● Stated task: Will you write out all the entries below exactly?

## START

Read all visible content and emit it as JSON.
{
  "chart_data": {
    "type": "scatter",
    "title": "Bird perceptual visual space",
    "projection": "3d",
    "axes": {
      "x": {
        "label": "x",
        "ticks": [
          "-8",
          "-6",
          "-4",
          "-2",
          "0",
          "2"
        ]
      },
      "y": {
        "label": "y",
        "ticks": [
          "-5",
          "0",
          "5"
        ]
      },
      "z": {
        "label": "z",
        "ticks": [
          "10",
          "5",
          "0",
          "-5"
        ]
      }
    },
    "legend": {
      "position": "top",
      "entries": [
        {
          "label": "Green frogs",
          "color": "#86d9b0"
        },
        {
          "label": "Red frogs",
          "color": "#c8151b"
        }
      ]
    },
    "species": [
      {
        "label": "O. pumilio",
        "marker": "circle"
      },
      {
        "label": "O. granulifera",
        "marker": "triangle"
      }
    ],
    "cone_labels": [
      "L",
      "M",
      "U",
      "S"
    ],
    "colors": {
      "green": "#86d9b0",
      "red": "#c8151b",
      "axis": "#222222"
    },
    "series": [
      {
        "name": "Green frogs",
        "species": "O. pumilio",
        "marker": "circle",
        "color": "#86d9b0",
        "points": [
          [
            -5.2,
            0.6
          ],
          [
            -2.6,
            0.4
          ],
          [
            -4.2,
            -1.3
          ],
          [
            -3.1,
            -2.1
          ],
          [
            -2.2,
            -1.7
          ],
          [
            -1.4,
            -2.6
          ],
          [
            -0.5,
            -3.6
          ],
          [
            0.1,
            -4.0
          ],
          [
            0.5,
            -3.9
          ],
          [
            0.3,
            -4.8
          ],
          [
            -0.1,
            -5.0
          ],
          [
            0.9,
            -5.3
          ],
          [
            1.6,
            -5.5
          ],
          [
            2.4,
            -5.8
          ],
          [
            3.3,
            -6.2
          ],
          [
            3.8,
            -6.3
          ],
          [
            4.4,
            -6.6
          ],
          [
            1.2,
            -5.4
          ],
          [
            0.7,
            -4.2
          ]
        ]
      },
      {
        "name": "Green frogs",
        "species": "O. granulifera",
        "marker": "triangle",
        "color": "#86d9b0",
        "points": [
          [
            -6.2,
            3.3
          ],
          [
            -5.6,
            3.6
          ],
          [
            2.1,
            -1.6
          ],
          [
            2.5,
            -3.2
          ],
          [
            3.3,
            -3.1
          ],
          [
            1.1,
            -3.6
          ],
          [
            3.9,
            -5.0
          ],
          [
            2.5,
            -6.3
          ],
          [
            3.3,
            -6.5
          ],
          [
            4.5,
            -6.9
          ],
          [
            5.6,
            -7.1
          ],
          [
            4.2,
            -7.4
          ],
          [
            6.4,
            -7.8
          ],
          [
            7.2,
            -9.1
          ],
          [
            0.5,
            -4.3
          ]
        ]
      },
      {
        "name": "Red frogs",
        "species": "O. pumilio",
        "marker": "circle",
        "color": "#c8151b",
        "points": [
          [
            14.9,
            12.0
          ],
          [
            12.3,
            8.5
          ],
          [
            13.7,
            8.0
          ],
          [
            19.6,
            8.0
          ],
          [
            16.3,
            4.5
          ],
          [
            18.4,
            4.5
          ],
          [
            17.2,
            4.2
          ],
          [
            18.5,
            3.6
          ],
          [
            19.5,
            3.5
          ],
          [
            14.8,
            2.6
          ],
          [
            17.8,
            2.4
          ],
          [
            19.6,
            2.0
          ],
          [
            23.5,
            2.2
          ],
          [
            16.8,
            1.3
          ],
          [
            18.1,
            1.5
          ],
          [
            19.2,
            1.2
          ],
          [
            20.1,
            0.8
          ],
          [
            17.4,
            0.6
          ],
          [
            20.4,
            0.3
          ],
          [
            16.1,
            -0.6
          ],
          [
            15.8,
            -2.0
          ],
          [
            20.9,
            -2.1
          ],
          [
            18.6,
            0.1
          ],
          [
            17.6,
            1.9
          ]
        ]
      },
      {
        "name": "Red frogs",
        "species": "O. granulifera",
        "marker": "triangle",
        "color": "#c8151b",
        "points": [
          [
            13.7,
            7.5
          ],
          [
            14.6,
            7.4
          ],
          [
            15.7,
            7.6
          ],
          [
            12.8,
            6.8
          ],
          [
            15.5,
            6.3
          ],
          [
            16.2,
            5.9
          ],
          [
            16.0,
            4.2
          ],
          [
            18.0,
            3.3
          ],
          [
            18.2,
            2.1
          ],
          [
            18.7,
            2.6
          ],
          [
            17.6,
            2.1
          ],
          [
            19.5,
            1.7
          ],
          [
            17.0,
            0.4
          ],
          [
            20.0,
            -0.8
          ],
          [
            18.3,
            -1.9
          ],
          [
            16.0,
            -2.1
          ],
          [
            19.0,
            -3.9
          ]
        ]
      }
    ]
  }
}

## END

● Answer for the task:
Read all visible content and emit it as JSON.
{
  "chart_data": {
    "type": "scatter",
    "title": "Bird perceptual visual space",
    "projection": "3d",
    "axes": {
      "x": {
        "label": "x",
        "ticks": [
          "-8",
          "-6",
          "-4",
          "-2",
          "0",
          "2"
        ]
      },
      "y": {
        "label": "y",
        "ticks": [
          "-5",
          "0",
          "5"
        ]
      },
      "z": {
        "label": "z",
        "ticks": [
          "10",
          "5",
          "0",
          "-5"
        ]
      }
    },
    "legend": {
      "position": "top",
      "entries": [
        {
          "label": "Green frogs",
          "color": "#86d9b0"
        },
        {
          "label": "Red frogs",
          "color": "#c8151b"
        }
      ]
    },
    "species": [
      {
        "label": "O. pumilio",
        "marker": "circle"
      },
      {
        "label": "O. granulifera",
        "marker": "triangle"
      }
    ],
    "cone_labels": [
      "L",
      "M",
      "U",
      "S"
    ],
    "colors": {
      "green": "#86d9b0",
      "red": "#c8151b",
      "axis": "#222222"
    },
    "series": [
      {
        "name": "Green frogs",
        "species": "O. pumilio",
        "marker": "circle",
        "color": "#86d9b0",
        "points": [
          [
            -5.2,
            0.6
          ],
          [
            -2.6,
            0.4
          ],
          [
            -4.2,
            -1.3
          ],
          [
            -3.1,
            -2.1
          ],
          [
            -2.2,
            -1.7
          ],
          [
            -1.4,
            -2.6
          ],
          [
            -0.5,
            -3.6
          ],
          [
            0.1,
            -4.0
          ],
          [
            0.5,
            -3.9
          ],
          [
            0.3,
            -4.8
          ],
          [
            -0.1,
            -5.0
          ],
          [
            0.9,
            -5.3
          ],
          [
            1.6,
            -5.5
          ],
          [
            2.4,
            -5.8
          ],
          [
            3.3,
            -6.2
          ],
          [
            3.8,
            -6.3
          ],
          [
            4.4,
            -6.6
          ],
          [
            1.2,
            -5.4
          ],
          [
            0.7,
            -4.2
          ]
        ]
      },
      {
        "name": "Green frogs",
        "species": "O. granulifera",
        "marker": "triangle",
        "color": "#86d9b0",
        "points": [
          [
            -6.2,
            3.3
          ],
          [
            -5.6,
            3.6
          ],
          [
            2.1,
            -1.6
          ],
          [
            2.5,
            -3.2
          ],
          [
            3.3,
            -3.1
          ],
          [
            1.1,
            -3.6
          ],
          [
            3.9,
            -5.0
          ],
          [
            2.5,
            -6.3
          ],
          [
            3.3,
            -6.5
          ],
          [
            4.5,
            -6.9
          ],
          [
            5.6,
            -7.1
          ],
          [
            4.2,
            -7.4
          ],
          [
            6.4,
            -7.8
          ],
          [
            7.2,
            -9.1
          ],
          [
            0.5,
            -4.3
          ]
        ]
      },
      {
        "name": "Red frogs",
        "species": "O. pumilio",
        "marker": "circle",
        "color": "#c8151b",
        "points": [
          [
            14.9,
            12.0
          ],
          [
            12.3,
            8.5
          ],
          [
            13.7,
            8.0
          ],
          [
            19.6,
            8.0
          ],
          [
            16.3,
            4.5
          ],
          [
            18.4,
            4.5
          ],
          [
            17.2,
            4.2
          ],
          [
            18.5,
            3.6
          ],
          [
            19.5,
            3.5
          ],
          [
            14.8,
            2.6
          ],
          [
            17.8,
            2.4
          ],
          [
            19.6,
            2.0
          ],
          [
            23.5,
            2.2
          ],
          [
            16.8,
            1.3
          ],
          [
            18.1,
            1.5
          ],
          [
            19.2,
            1.2
          ],
          [
            20.1,
            0.8
          ],
          [
            17.4,
            0.6
          ],
          [
            20.4,
            0.3
          ],
          [
            16.1,
            -0.6
          ],
          [
            15.8,
            -2.0
          ],
          [
            20.9,
            -2.1
          ],
          [
            18.6,
            0.1
          ],
          [
            17.6,
            1.9
          ]
        ]
      },
      {
        "name": "Red frogs",
        "species": "O. granulifera",
        "marker": "triangle",
        "color": "#c8151b",
        "points": [
          [
            13.7,
            7.5
          ],
          [
            14.6,
            7.4
          ],
          [
            15.7,
            7.6
          ],
          [
            12.8,
            6.8
          ],
          [
            15.5,
            6.3
          ],
          [
            16.2,
            5.9
          ],
          [
            16.0,
            4.2
          ],
          [
            18.0,
            3.3
          ],
          [
            18.2,
            2.1
          ],
          [
            18.7,
            2.6
          ],
          [
            17.6,
            2.1
          ],
          [
            19.5,
            1.7
          ],
          [
            17.0,
            0.4
          ],
          [
            20.0,
            -0.8
          ],
          [
            18.3,
            -1.9
          ],
          [
            16.0,
            -2.1
          ],
          [
            19.0,
            -3.9
          ]
        ]
      }
    ]
  }
}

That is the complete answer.